John C. Tanner
Mobile has a major role to play in healthcare in both emerging and developed markets, but operators have to get more involved and let users know it exists, according to a panel of experts.
Lisa Mitnick, executive director of Accenture’s Mobility Practice, cited a recent Accenture survey of mobile users in developed markets, which found that many see value in using mobile phones for mHealth apps, but few were aware that mHealth devices already existed.
Part of the reason had to do with the lack of large-scale rollouts of mHealth apps and devices – which itself is partly the product of a lack of interoperability or standards and concerns over the nature of the business model. But a key issue is simply getting the word out, Mitnick said during an mHealth panel at Mobile World Congress.
“The market needs education,” she said. “One result we found is that people generally do not correlate mHealth with lower healthcare costs. They don’t get it, so it’s very important to make that clear.”
The panel also offered a stark contract between the needs of people in developed markets – where the main issue is cost rather than availability – and emerging markets where the main problem is access to healthcare of any kind.
GrameenPhone CEO Kazi Islam offered some stark statistics from Bangladesh: 380 out of 1,000 women die of birth complications every year. Most give birth at home and only 12% get help from doctors. And the infant mortality rate is 5.28%. These figures are typical of many emerging markets, he added.
··········
• _List of tasks_:
[a] Answer these questions from the mHealth article:
(i) What position does Lisa Mitnick hold?
(ii) At which event was the mHealth panel held?
(iii) What percentage of women in Bangladesh get help from doctors when giving birth, according to Kazi Islam?
[b] Decide whether each statement agrees with the mHealth article:
(i) The Accenture survey covered mobile users in emerging markets.
(ii) The panel described access to healthcare of any kind as the main problem in emerging markets.
(iii) Kazi Islam is the CEO of GrameenPhone.
[c] Quote the part of the mHealth article starting with "John C. Tanner" and going on through "panel of experts.".

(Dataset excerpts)
··········
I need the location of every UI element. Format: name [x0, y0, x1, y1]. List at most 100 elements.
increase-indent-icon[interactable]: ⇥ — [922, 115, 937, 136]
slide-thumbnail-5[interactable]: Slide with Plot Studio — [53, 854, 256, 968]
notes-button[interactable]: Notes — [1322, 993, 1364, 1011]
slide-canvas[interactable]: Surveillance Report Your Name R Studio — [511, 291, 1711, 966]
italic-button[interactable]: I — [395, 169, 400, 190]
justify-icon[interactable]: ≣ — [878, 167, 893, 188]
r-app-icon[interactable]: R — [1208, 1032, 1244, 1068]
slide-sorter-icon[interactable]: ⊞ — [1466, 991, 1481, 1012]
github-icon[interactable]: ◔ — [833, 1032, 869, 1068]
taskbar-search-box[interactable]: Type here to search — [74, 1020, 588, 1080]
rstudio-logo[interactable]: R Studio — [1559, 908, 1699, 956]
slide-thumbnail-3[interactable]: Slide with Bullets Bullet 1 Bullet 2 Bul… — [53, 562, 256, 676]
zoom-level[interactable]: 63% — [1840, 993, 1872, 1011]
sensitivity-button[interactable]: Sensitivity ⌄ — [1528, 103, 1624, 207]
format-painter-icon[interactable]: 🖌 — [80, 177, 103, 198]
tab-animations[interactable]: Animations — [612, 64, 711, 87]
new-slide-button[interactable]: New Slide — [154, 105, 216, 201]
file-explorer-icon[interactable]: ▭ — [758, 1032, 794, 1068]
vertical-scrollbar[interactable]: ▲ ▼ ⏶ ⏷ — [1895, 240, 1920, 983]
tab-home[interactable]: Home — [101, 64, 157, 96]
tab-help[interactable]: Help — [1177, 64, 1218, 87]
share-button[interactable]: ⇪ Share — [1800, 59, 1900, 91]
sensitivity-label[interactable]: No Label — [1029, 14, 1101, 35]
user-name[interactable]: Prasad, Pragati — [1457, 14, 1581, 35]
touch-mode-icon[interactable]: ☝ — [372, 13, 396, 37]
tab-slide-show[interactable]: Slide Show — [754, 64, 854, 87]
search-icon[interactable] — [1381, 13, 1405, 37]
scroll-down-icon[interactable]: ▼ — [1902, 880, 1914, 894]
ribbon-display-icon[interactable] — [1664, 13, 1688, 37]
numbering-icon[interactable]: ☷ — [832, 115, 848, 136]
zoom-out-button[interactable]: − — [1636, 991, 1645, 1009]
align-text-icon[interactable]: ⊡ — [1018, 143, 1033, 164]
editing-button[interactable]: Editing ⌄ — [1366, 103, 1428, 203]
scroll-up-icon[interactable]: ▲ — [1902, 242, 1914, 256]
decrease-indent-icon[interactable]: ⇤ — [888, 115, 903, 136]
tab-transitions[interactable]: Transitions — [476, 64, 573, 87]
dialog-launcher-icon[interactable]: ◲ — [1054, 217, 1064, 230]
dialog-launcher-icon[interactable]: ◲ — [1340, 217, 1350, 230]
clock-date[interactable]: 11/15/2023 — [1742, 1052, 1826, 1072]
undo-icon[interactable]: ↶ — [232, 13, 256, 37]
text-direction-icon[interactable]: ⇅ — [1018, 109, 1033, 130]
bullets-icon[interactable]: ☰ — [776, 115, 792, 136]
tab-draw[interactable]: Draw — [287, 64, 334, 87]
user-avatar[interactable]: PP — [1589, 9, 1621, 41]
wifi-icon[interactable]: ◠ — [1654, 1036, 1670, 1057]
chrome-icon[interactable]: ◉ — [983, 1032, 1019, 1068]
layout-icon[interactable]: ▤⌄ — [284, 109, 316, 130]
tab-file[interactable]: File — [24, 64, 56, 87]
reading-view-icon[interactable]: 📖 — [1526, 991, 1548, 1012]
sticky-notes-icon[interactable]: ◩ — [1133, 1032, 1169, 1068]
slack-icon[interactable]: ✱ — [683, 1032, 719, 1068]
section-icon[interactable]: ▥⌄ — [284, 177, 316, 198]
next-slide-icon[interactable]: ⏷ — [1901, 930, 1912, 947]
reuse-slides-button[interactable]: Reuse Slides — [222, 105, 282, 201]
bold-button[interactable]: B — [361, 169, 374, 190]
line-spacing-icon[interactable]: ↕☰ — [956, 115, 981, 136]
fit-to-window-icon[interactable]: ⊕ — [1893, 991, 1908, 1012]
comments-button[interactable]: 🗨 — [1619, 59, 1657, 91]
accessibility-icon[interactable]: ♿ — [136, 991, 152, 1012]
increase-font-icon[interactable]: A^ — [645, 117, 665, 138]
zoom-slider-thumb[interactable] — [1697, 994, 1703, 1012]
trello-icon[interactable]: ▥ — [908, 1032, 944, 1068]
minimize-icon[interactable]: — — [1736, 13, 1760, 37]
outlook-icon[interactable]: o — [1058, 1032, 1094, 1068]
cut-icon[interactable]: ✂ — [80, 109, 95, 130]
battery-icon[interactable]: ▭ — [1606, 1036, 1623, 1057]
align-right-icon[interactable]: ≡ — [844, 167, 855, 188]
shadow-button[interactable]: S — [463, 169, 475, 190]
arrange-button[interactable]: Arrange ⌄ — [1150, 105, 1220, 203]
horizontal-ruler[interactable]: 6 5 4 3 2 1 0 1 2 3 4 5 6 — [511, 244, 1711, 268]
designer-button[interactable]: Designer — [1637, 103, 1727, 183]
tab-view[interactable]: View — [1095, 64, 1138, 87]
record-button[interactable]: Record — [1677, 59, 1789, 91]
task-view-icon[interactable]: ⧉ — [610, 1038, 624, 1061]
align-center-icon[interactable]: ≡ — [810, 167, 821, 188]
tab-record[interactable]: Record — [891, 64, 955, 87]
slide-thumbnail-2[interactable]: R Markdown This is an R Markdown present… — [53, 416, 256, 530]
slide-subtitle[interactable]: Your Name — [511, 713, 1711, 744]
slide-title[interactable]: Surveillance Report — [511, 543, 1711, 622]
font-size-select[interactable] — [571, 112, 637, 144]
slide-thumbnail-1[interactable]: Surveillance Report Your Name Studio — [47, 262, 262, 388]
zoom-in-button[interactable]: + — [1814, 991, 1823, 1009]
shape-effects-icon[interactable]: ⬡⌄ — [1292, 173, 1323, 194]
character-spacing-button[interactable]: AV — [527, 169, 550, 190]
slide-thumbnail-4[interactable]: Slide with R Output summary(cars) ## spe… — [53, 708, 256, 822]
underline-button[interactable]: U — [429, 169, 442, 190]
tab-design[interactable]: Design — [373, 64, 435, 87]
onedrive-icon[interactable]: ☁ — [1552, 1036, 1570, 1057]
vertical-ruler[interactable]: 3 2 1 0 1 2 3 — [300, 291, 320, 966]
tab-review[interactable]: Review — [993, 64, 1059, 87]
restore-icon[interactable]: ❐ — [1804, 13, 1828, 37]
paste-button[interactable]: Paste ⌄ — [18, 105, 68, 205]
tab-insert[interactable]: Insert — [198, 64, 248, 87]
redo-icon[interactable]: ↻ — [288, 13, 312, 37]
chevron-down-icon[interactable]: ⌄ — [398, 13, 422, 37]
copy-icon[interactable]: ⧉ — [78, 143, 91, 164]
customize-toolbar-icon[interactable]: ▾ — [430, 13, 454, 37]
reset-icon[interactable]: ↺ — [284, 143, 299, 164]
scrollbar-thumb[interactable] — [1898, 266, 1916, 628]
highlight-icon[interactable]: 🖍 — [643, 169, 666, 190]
··········
• _Answers to the tasks_:
[a]
(i) Executive director of Accenture's Mobility Practice
(ii) Mobile World Congress
(iii) 12%

[b]
(i) No: "a recent Accenture survey of mobile users in developed markets"
(ii) Yes: "emerging markets where the main problem is access to healthcare of any kind"
(iii) Yes: "GrameenPhone CEO Kazi Islam"

[c]
John C. Tanner
Mobile has a major role to play in healthcare in both emerging and developed markets, but operators have to get more involved and let users know it exists, according to a panel of experts.